## Records excerpted from a collection
* Start *

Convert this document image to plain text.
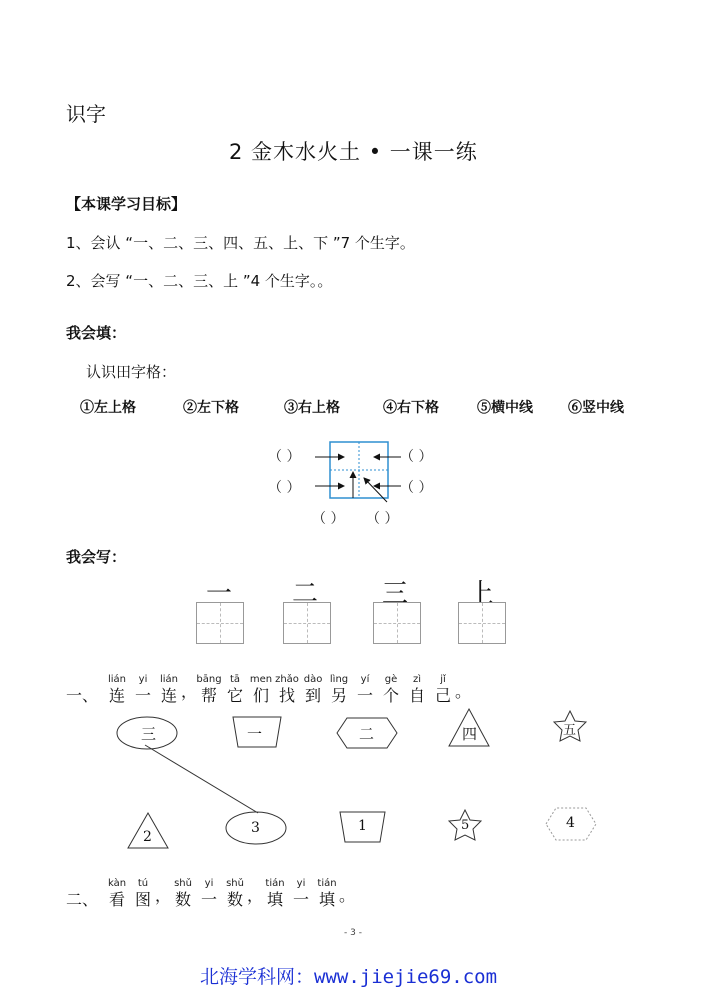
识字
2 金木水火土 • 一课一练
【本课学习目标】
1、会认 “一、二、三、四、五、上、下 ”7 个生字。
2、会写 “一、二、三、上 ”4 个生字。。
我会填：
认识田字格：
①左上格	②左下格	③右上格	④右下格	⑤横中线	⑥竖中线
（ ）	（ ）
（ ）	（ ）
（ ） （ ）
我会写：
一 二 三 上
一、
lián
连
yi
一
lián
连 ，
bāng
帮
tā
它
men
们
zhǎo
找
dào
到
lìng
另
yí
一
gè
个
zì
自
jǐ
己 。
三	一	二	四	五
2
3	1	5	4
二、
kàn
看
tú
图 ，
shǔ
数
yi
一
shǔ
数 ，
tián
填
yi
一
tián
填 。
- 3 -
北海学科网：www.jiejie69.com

* End *
* Start *

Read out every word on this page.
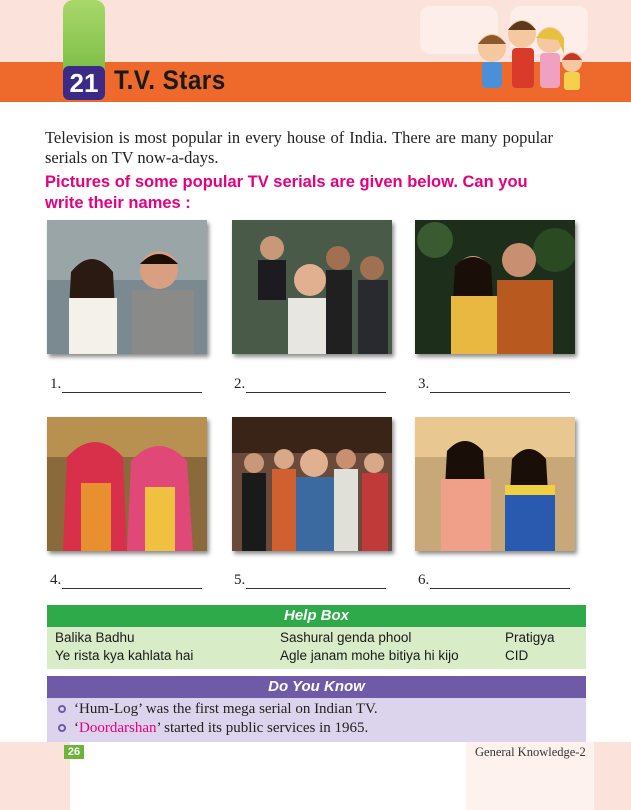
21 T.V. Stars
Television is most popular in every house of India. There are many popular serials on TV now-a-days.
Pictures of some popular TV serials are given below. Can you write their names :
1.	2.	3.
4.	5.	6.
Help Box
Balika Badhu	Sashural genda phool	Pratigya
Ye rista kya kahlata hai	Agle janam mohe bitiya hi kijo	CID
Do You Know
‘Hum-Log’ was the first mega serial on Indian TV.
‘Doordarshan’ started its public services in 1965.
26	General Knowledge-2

* End *
* Start *

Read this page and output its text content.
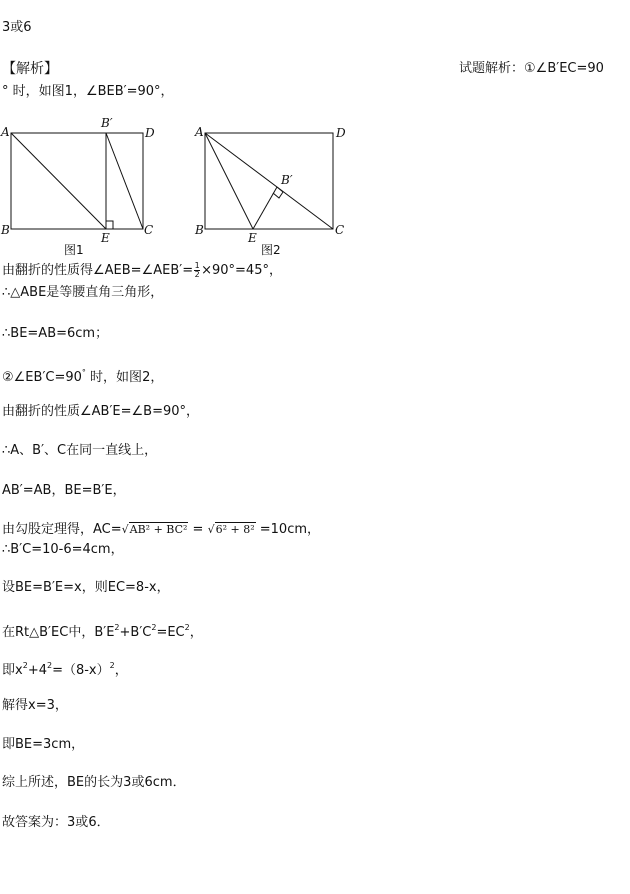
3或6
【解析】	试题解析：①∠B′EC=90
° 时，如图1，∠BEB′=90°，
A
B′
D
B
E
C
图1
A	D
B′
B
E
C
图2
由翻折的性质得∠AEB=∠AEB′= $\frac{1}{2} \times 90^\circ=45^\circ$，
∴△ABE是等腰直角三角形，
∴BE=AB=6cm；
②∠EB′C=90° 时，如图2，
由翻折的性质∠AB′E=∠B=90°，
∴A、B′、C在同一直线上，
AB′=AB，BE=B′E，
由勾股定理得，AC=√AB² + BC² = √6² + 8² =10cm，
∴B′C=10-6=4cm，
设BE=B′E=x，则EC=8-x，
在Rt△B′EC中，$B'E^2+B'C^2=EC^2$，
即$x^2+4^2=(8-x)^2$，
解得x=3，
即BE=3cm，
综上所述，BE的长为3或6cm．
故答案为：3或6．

* End *

## WHAT IS BEING ASKED
Pull out all lines of the data with the string "page".

## EXERCISE RESPONSE
Read out every word on this page.
Read this page and output its text content.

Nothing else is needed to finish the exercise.